PROVIDED PASSAGE →
=== Section Start ===

Despite “all the facilities” a city like Mumbai could offer him, something drew him back to Kodungallur.
“We have got very good communal harmony,” he says. “That’s the very reason that I came back.”
It’s a sentiment that seems to be at odds with some other Indian states, where the right-wing Bharatiya Janata Party (BJP) of Prime Minister Narendra Modi and its allies are trying to curb the sale and consumption of beef and where those accused of killing cows have been lynched by hardline Hindu cow-protection activists known as “gau rakshaks”.
A need for spice
The origins of Kodungallur’s celebrated religious harmony lie in one ingredient: black pepper.
Alhough black pepper is today found in kitchens all over the world, 3,000 years ago, traders travelled long distances to Muziris, a port town at the mouth of the River Periyar, to trade pepper and other spices.
The earliest traders were Egyptians, in the time of King Solomon (900BC). Later, Greeks, Phoenicians and Arab traders, pre-Islam and post-Islam, also came, according to Gurukkal, the author of Rethinking Classical Indo-Roman Trade.
Around the first century, foreign traders started using the monsoon winds to sail to India in a relatively short period of time. These winds had a natural rhythm that the traders followed, sailing in on one wind and sailing out a few months later when the winds changed.Some of these traders, he explains, ended up settling in Muziris out of necessity.
While waiting, Gurukkal says: “Naturally some of them might have made temporary arrangements, taken local spouses.”
This practice lasted for a few centuries. But later on, others, such as Syrian Christians, arrived and built their own places of worship with the permission of the local ruler, creating what we might today call cosmopolitanism.
Despite the fact that these diverse groups lived so close together, there were no religious tensions, Gurukkal says, because they were not economic rivals. They all wanted different products from the port town. Conflict only came in the 16th century, with the arrival of the Portuguese, who sought an economic monopoly, he says.
By then, though, Muziris was no longer the epicentre of trade. The port was devastated by a flood and earthquake in the 14th century, and the centre of commerce shifted south to Kochi, which today remains the largest commercial centre in the state.
Kodungallur’s revival
Kodungallur’s history wasn’t well known until the early 2000’s when, after some rain, locals found colourful beads in the mud. News of the find eventually reached archaeologists, who started excavating the area in 2007.
Over the course of several years, they recovered more than 95,000 objects, ranging from glass beads to fragments of pottery pieces from Mesopotamia, modern-day Iraq.
The state government came forward to fund a large-scale restoration project. The UN cultural body, UNESCO, is funding a separate project focused on the cultural connections between ancient cities that traded along the spice route, an ancient network of sea routes that connected the East and West. India is one of 31 countries participating.

=== Section End ===

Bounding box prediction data

=== Section Start ===

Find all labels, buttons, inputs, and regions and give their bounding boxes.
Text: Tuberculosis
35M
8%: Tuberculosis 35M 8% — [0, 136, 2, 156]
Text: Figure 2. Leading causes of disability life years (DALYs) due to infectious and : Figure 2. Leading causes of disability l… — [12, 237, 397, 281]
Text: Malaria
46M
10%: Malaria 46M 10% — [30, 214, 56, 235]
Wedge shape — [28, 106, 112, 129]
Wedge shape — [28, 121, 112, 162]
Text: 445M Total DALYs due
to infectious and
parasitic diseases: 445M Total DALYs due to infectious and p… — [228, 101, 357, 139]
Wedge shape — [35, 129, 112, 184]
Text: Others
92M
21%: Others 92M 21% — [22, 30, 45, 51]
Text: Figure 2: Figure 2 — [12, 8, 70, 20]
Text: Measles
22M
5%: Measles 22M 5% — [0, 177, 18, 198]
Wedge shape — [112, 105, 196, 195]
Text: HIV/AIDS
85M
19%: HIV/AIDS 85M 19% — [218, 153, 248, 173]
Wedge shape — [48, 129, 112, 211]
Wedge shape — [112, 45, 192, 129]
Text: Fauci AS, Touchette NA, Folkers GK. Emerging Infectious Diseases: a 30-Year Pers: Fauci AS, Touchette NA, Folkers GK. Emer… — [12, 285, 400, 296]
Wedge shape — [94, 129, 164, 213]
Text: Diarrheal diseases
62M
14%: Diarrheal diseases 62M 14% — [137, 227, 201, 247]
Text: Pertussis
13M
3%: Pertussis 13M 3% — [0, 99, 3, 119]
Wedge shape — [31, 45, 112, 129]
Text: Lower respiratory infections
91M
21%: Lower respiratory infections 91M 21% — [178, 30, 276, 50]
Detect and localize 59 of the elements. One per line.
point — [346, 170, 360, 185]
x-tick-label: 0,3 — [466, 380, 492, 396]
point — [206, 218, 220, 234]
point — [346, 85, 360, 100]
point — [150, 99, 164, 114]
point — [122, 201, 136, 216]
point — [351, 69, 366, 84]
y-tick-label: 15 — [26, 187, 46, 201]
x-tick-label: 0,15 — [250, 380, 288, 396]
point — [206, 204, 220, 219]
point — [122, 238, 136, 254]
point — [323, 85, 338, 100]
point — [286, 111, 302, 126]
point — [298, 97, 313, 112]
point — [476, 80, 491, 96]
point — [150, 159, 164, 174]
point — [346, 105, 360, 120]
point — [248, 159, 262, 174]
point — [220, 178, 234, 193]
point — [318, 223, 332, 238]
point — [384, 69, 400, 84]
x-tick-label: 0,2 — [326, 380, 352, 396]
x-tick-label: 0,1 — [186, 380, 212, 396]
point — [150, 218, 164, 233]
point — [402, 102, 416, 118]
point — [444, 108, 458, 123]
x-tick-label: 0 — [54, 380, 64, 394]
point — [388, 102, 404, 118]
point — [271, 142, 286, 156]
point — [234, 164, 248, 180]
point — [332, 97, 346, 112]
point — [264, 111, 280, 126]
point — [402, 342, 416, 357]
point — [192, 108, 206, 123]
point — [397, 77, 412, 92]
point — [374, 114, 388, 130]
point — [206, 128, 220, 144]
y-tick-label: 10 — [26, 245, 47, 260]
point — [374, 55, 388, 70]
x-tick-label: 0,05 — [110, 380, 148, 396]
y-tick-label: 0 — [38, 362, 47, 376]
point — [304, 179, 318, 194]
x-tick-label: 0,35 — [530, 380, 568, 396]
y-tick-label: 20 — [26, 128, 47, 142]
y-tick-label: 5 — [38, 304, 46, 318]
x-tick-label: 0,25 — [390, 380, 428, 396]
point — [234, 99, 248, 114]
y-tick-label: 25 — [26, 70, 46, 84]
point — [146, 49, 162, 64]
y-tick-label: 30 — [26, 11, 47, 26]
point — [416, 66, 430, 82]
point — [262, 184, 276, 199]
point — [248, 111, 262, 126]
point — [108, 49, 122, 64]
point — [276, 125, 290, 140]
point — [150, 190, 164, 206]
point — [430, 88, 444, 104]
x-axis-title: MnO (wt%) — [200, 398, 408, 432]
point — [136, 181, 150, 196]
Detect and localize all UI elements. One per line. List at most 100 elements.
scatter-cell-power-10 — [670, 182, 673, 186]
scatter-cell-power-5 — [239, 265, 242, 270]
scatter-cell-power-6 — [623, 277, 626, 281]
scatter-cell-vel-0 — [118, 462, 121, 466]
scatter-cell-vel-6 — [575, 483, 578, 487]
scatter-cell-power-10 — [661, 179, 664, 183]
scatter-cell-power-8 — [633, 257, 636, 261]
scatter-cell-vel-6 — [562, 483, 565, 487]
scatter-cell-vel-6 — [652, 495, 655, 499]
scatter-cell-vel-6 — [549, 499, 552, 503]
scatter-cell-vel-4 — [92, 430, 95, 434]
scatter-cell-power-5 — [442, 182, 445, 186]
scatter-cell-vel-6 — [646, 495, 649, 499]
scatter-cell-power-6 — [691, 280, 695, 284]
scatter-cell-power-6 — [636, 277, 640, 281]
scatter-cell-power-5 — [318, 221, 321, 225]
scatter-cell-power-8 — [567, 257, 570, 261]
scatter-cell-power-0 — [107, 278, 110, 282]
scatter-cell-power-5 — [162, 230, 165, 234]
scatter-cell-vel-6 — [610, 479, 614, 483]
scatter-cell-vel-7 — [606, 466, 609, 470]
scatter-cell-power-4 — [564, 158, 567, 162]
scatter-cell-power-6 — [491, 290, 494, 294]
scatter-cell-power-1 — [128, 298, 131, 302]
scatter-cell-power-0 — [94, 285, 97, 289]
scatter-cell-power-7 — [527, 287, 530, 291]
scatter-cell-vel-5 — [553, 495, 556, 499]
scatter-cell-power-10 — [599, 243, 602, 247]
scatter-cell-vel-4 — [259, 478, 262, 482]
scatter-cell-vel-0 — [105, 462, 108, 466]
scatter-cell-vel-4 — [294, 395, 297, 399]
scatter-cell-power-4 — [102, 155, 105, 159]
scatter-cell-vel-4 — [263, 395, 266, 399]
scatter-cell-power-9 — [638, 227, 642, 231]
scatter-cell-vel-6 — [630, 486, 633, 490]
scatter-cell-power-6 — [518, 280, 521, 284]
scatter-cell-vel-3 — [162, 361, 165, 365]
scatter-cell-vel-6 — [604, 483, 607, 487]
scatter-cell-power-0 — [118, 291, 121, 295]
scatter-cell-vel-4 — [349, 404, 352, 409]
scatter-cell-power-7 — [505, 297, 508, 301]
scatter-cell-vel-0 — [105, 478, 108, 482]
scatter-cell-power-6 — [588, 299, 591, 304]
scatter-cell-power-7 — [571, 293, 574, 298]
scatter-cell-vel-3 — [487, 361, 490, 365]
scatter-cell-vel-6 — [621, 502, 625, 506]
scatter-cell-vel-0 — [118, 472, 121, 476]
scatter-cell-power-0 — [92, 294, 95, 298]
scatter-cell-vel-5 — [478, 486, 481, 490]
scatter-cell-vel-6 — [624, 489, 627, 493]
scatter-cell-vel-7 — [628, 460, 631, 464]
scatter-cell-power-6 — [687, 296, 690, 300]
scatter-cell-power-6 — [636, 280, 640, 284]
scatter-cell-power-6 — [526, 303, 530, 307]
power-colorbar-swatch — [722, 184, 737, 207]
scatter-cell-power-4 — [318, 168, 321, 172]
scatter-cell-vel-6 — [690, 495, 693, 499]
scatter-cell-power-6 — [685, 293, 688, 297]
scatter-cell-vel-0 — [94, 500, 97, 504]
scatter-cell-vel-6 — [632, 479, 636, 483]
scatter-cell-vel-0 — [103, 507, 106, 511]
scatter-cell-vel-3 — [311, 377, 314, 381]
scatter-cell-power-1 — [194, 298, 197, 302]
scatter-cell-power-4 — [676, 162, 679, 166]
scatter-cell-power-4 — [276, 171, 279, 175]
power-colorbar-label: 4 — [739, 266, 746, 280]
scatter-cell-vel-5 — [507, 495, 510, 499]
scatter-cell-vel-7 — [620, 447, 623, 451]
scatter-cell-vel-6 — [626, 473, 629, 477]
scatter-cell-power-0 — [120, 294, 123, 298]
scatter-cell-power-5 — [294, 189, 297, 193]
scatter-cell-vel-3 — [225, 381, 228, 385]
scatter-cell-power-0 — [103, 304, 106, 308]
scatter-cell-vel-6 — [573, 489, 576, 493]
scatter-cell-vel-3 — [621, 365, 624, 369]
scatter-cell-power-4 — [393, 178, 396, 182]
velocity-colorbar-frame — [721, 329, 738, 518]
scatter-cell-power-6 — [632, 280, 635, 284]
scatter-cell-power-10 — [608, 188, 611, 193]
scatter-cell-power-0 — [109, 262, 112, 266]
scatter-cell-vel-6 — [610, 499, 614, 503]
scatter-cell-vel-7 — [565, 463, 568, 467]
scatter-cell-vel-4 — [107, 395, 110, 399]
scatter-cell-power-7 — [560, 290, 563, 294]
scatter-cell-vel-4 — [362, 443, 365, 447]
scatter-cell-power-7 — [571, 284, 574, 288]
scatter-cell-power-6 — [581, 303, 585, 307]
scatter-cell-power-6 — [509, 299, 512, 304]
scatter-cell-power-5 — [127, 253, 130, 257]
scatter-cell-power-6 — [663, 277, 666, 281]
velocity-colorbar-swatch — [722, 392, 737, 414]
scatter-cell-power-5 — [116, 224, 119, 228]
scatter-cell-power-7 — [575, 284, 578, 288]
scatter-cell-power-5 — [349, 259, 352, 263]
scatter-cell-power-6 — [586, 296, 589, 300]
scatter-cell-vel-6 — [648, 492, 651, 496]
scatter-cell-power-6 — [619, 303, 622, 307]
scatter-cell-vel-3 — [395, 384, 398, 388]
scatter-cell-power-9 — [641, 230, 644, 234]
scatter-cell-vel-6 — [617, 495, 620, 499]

=== Section End ===

CHECK YOUR UNDERSTANDING →
[1] Please restate the Kodungallur passage from "Kodungallur’s revival" up to and including "area in 2007.", and switch "mud" to "soil".
[2] In the Kodungallur passage, what year did archaeologists begin excavating the area?
[3] Name every group of traders that the Kodungallur passage, citing Gurukkal, says came to Muziris to trade.

RESPONSES →
[1]
Kodungallur’s revival
Kodungallur’s history wasn’t well known until the early 2000’s when, after some rain, locals found colourful beads in the soil. News of the find eventually reached archaeologists, who started excavating the area in 2007.

[2] 2007

[3] Egyptians, Greeks, Phoenicians, Arab traders